What the task requires: Below is a listing to write out in full, exactly as given, without its pictures.
Listed records start
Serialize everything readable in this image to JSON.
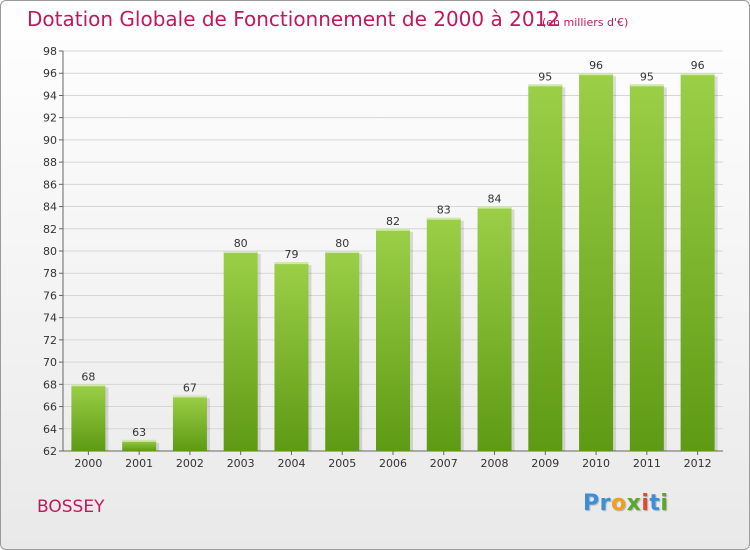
{
  "header": {
    "title": "Dotation Globale de Fonctionnement de 2000 à 2012",
    "subtitle": "(en milliers d'€)"
  },
  "footer": {
    "commune": "BOSSEY",
    "logo_letters": [
      {
        "ch": "P",
        "color": "#3a8fd8"
      },
      {
        "ch": "r",
        "color": "#3a8fd8"
      },
      {
        "ch": "o",
        "color": "#f0a020"
      },
      {
        "ch": "x",
        "color": "#5aa82a"
      },
      {
        "ch": "i",
        "color": "#e04a2a"
      },
      {
        "ch": "t",
        "color": "#3a8fd8"
      },
      {
        "ch": "i",
        "color": "#5aa82a"
      }
    ]
  },
  "chart_data": {
    "type": "bar",
    "categories": [
      "2000",
      "2001",
      "2002",
      "2003",
      "2004",
      "2005",
      "2006",
      "2007",
      "2008",
      "2009",
      "2010",
      "2011",
      "2012"
    ],
    "values": [
      68,
      63,
      67,
      80,
      79,
      80,
      82,
      83,
      84,
      95,
      96,
      95,
      96
    ],
    "ylim": [
      62,
      98
    ],
    "yticks": [
      62,
      64,
      66,
      68,
      70,
      72,
      74,
      76,
      78,
      80,
      82,
      84,
      86,
      88,
      90,
      92,
      94,
      96,
      98
    ],
    "grid": true,
    "bar_color_light": "#9ccf48",
    "bar_color_dark": "#5e9a14",
    "text_color": "#c0185e"
  }
}
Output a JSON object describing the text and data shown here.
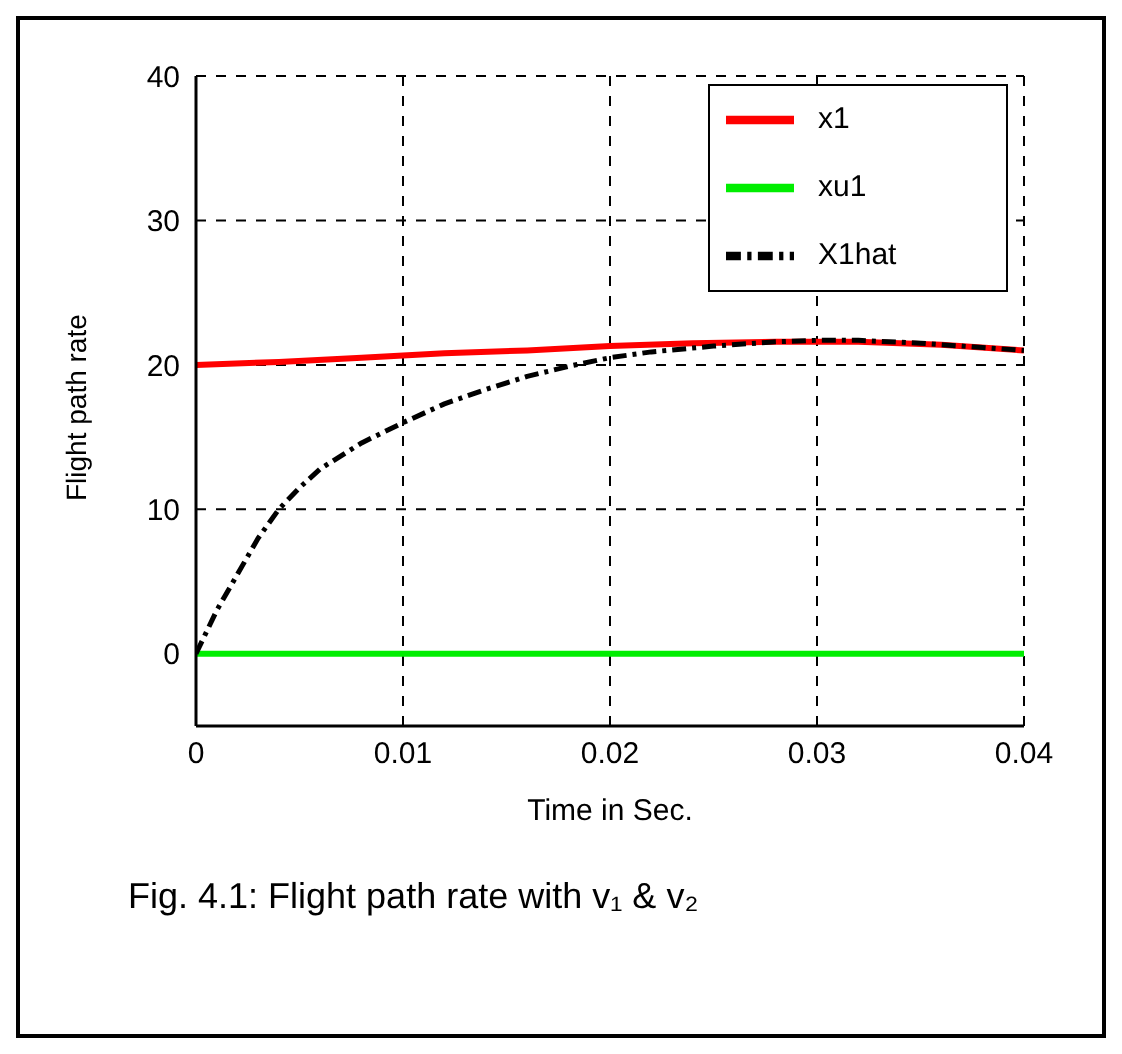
{
  "chart_data": {
    "type": "line",
    "xlabel": "Time in Sec.",
    "ylabel": "Flight path rate",
    "xlim": [
      0,
      0.04
    ],
    "xticks": [
      0,
      0.01,
      0.02,
      0.03,
      0.04
    ],
    "ylim": [
      -5,
      40
    ],
    "yticks": [
      0,
      10,
      20,
      30,
      40
    ],
    "grid": true,
    "legend": "top right",
    "annotations": [
      "Fig. 4.1: Flight path rate with v₁ & v₂"
    ],
    "series": [
      {
        "name": "x1",
        "color": "#ff0000",
        "line_style": "solid",
        "x": [
          0,
          0.004,
          0.008,
          0.012,
          0.016,
          0.02,
          0.024,
          0.028,
          0.032,
          0.036,
          0.04
        ],
        "values": [
          20,
          20.2,
          20.5,
          20.8,
          21,
          21.3,
          21.5,
          21.6,
          21.6,
          21.4,
          21
        ]
      },
      {
        "name": "xu1",
        "color": "#00ee00",
        "line_style": "solid",
        "x": [
          0,
          0.04
        ],
        "values": [
          0,
          0
        ]
      },
      {
        "name": "X1hat",
        "color": "#000000",
        "line_style": "dashed",
        "x": [
          0,
          0.001,
          0.002,
          0.003,
          0.004,
          0.005,
          0.006,
          0.008,
          0.01,
          0.012,
          0.014,
          0.016,
          0.018,
          0.02,
          0.022,
          0.025,
          0.028,
          0.03,
          0.032,
          0.035,
          0.038,
          0.04
        ],
        "values": [
          0,
          3,
          5.5,
          8,
          10,
          11.5,
          12.8,
          14.6,
          16,
          17.3,
          18.3,
          19.2,
          19.9,
          20.5,
          20.9,
          21.3,
          21.6,
          21.7,
          21.7,
          21.5,
          21.2,
          21
        ]
      }
    ]
  }
}
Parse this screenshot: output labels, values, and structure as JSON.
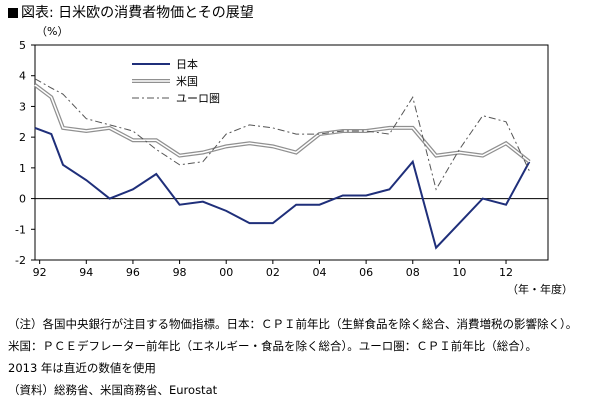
{
  "title": "図表: 日米欧の消費者物価とその展望",
  "chart_data": {
    "type": "line",
    "ylabel": "（%）",
    "xlabel": "（年・年度）",
    "ylim": [
      -2,
      5
    ],
    "yticks": [
      5,
      4,
      3,
      2,
      1,
      0,
      -1,
      -2
    ],
    "xlim": [
      1991.8,
      2013.8
    ],
    "xticks": [
      1992,
      1994,
      1996,
      1998,
      2000,
      2002,
      2004,
      2006,
      2008,
      2010,
      2012
    ],
    "xtick_labels": [
      "92",
      "94",
      "96",
      "98",
      "00",
      "02",
      "04",
      "06",
      "08",
      "10",
      "12"
    ],
    "grid": false,
    "legend_position": "top-left",
    "series": [
      {
        "name": "日本",
        "color": "#1f2f7a",
        "style": "solid",
        "x": [
          1991.8,
          1992.5,
          1993,
          1994,
          1995,
          1996,
          1997,
          1998,
          1999,
          2000,
          2001,
          2002,
          2003,
          2004,
          2005,
          2006,
          2007,
          2008,
          2009,
          2010,
          2011,
          2012,
          2013
        ],
        "values": [
          2.3,
          2.1,
          1.1,
          0.6,
          0.0,
          0.3,
          0.8,
          -0.2,
          -0.1,
          -0.4,
          -0.8,
          -0.8,
          -0.2,
          -0.2,
          0.1,
          0.1,
          0.3,
          1.2,
          -1.6,
          -0.8,
          0.0,
          -0.2,
          1.2
        ]
      },
      {
        "name": "米国",
        "color": "#909090",
        "style": "double",
        "x": [
          1991.8,
          1992.5,
          1993,
          1994,
          1995,
          1996,
          1997,
          1998,
          1999,
          2000,
          2001,
          2002,
          2003,
          2004,
          2005,
          2006,
          2007,
          2008,
          2009,
          2010,
          2011,
          2012,
          2013
        ],
        "values": [
          3.7,
          3.3,
          2.3,
          2.2,
          2.3,
          1.9,
          1.9,
          1.4,
          1.5,
          1.7,
          1.8,
          1.7,
          1.5,
          2.1,
          2.2,
          2.2,
          2.3,
          2.3,
          1.4,
          1.5,
          1.4,
          1.8,
          1.2
        ]
      },
      {
        "name": "ユーロ圏",
        "color": "#555555",
        "style": "dashdot",
        "x": [
          1991.8,
          1992.5,
          1993,
          1994,
          1995,
          1996,
          1997,
          1998,
          1999,
          2000,
          2001,
          2002,
          2003,
          2004,
          2005,
          2006,
          2007,
          2008,
          2009,
          2010,
          2011,
          2012,
          2013
        ],
        "values": [
          3.9,
          3.6,
          3.4,
          2.6,
          2.4,
          2.2,
          1.6,
          1.1,
          1.2,
          2.1,
          2.4,
          2.3,
          2.1,
          2.1,
          2.2,
          2.2,
          2.1,
          3.3,
          0.3,
          1.6,
          2.7,
          2.5,
          0.9
        ]
      }
    ]
  },
  "notes": [
    "（注）各国中央銀行が注目する物価指標。日本：ＣＰＩ前年比（生鮮食品を除く総合、消費増税の影響除く）。",
    "米国：ＰＣＥデフレーター前年比（エネルギー・食品を除く総合）。ユーロ圏：ＣＰＩ前年比（総合）。",
    "2013 年は直近の数値を使用",
    "（資料）総務省、米国商務省、Eurostat"
  ]
}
Listed records end
Final result:
Serialize everything readable in this image to JSON.
{
  "header": {
    "title": "Dotation Globale de Fonctionnement de 2000 à 2012",
    "subtitle": "(en milliers d'€)"
  },
  "footer": {
    "commune": "BOSSEY",
    "logo_letters": [
      {
        "ch": "P",
        "color": "#3a8fd8"
      },
      {
        "ch": "r",
        "color": "#3a8fd8"
      },
      {
        "ch": "o",
        "color": "#f0a020"
      },
      {
        "ch": "x",
        "color": "#5aa82a"
      },
      {
        "ch": "i",
        "color": "#e04a2a"
      },
      {
        "ch": "t",
        "color": "#3a8fd8"
      },
      {
        "ch": "i",
        "color": "#5aa82a"
      }
    ]
  },
  "chart_data": {
    "type": "bar",
    "categories": [
      "2000",
      "2001",
      "2002",
      "2003",
      "2004",
      "2005",
      "2006",
      "2007",
      "2008",
      "2009",
      "2010",
      "2011",
      "2012"
    ],
    "values": [
      68,
      63,
      67,
      80,
      79,
      80,
      82,
      83,
      84,
      95,
      96,
      95,
      96
    ],
    "ylim": [
      62,
      98
    ],
    "yticks": [
      62,
      64,
      66,
      68,
      70,
      72,
      74,
      76,
      78,
      80,
      82,
      84,
      86,
      88,
      90,
      92,
      94,
      96,
      98
    ],
    "grid": true,
    "bar_color_light": "#9ccf48",
    "bar_color_dark": "#5e9a14",
    "text_color": "#c0185e"
  }
}
Output a JSON object describing the text and data shown here.
{
  "chart_data": {
    "type": "line",
    "xlabel": "Time in Sec.",
    "ylabel": "Flight path rate",
    "xlim": [
      0,
      0.04
    ],
    "xticks": [
      0,
      0.01,
      0.02,
      0.03,
      0.04
    ],
    "ylim": [
      -5,
      40
    ],
    "yticks": [
      0,
      10,
      20,
      30,
      40
    ],
    "grid": true,
    "legend": "top right",
    "annotations": [
      "Fig. 4.1: Flight path rate with v₁ & v₂"
    ],
    "series": [
      {
        "name": "x1",
        "color": "#ff0000",
        "line_style": "solid",
        "x": [
          0,
          0.004,
          0.008,
          0.012,
          0.016,
          0.02,
          0.024,
          0.028,
          0.032,
          0.036,
          0.04
        ],
        "values": [
          20,
          20.2,
          20.5,
          20.8,
          21,
          21.3,
          21.5,
          21.6,
          21.6,
          21.4,
          21
        ]
      },
      {
        "name": "xu1",
        "color": "#00ee00",
        "line_style": "solid",
        "x": [
          0,
          0.04
        ],
        "values": [
          0,
          0
        ]
      },
      {
        "name": "X1hat",
        "color": "#000000",
        "line_style": "dashed",
        "x": [
          0,
          0.001,
          0.002,
          0.003,
          0.004,
          0.005,
          0.006,
          0.008,
          0.01,
          0.012,
          0.014,
          0.016,
          0.018,
          0.02,
          0.022,
          0.025,
          0.028,
          0.03,
          0.032,
          0.035,
          0.038,
          0.04
        ],
        "values": [
          0,
          3,
          5.5,
          8,
          10,
          11.5,
          12.8,
          14.6,
          16,
          17.3,
          18.3,
          19.2,
          19.9,
          20.5,
          20.9,
          21.3,
          21.6,
          21.7,
          21.7,
          21.5,
          21.2,
          21
        ]
      }
    ]
  }
}
Parse this screenshot: output labels, values, and structure as JSON.
{
  "title": "図表: 日米欧の消費者物価とその展望",
  "chart_data": {
    "type": "line",
    "ylabel": "（%）",
    "xlabel": "（年・年度）",
    "ylim": [
      -2,
      5
    ],
    "yticks": [
      5,
      4,
      3,
      2,
      1,
      0,
      -1,
      -2
    ],
    "xlim": [
      1991.8,
      2013.8
    ],
    "xticks": [
      1992,
      1994,
      1996,
      1998,
      2000,
      2002,
      2004,
      2006,
      2008,
      2010,
      2012
    ],
    "xtick_labels": [
      "92",
      "94",
      "96",
      "98",
      "00",
      "02",
      "04",
      "06",
      "08",
      "10",
      "12"
    ],
    "grid": false,
    "legend_position": "top-left",
    "series": [
      {
        "name": "日本",
        "color": "#1f2f7a",
        "style": "solid",
        "x": [
          1991.8,
          1992.5,
          1993,
          1994,
          1995,
          1996,
          1997,
          1998,
          1999,
          2000,
          2001,
          2002,
          2003,
          2004,
          2005,
          2006,
          2007,
          2008,
          2009,
          2010,
          2011,
          2012,
          2013
        ],
        "values": [
          2.3,
          2.1,
          1.1,
          0.6,
          0.0,
          0.3,
          0.8,
          -0.2,
          -0.1,
          -0.4,
          -0.8,
          -0.8,
          -0.2,
          -0.2,
          0.1,
          0.1,
          0.3,
          1.2,
          -1.6,
          -0.8,
          0.0,
          -0.2,
          1.2
        ]
      },
      {
        "name": "米国",
        "color": "#909090",
        "style": "double",
        "x": [
          1991.8,
          1992.5,
          1993,
          1994,
          1995,
          1996,
          1997,
          1998,
          1999,
          2000,
          2001,
          2002,
          2003,
          2004,
          2005,
          2006,
          2007,
          2008,
          2009,
          2010,
          2011,
          2012,
          2013
        ],
        "values": [
          3.7,
          3.3,
          2.3,
          2.2,
          2.3,
          1.9,
          1.9,
          1.4,
          1.5,
          1.7,
          1.8,
          1.7,
          1.5,
          2.1,
          2.2,
          2.2,
          2.3,
          2.3,
          1.4,
          1.5,
          1.4,
          1.8,
          1.2
        ]
      },
      {
        "name": "ユーロ圏",
        "color": "#555555",
        "style": "dashdot",
        "x": [
          1991.8,
          1992.5,
          1993,
          1994,
          1995,
          1996,
          1997,
          1998,
          1999,
          2000,
          2001,
          2002,
          2003,
          2004,
          2005,
          2006,
          2007,
          2008,
          2009,
          2010,
          2011,
          2012,
          2013
        ],
        "values": [
          3.9,
          3.6,
          3.4,
          2.6,
          2.4,
          2.2,
          1.6,
          1.1,
          1.2,
          2.1,
          2.4,
          2.3,
          2.1,
          2.1,
          2.2,
          2.2,
          2.1,
          3.3,
          0.3,
          1.6,
          2.7,
          2.5,
          0.9
        ]
      }
    ]
  },
  "notes": [
    "（注）各国中央銀行が注目する物価指標。日本：ＣＰＩ前年比（生鮮食品を除く総合、消費増税の影響除く）。",
    "米国：ＰＣＥデフレーター前年比（エネルギー・食品を除く総合）。ユーロ圏：ＣＰＩ前年比（総合）。",
    "2013 年は直近の数値を使用",
    "（資料）総務省、米国商務省、Eurostat"
  ]
}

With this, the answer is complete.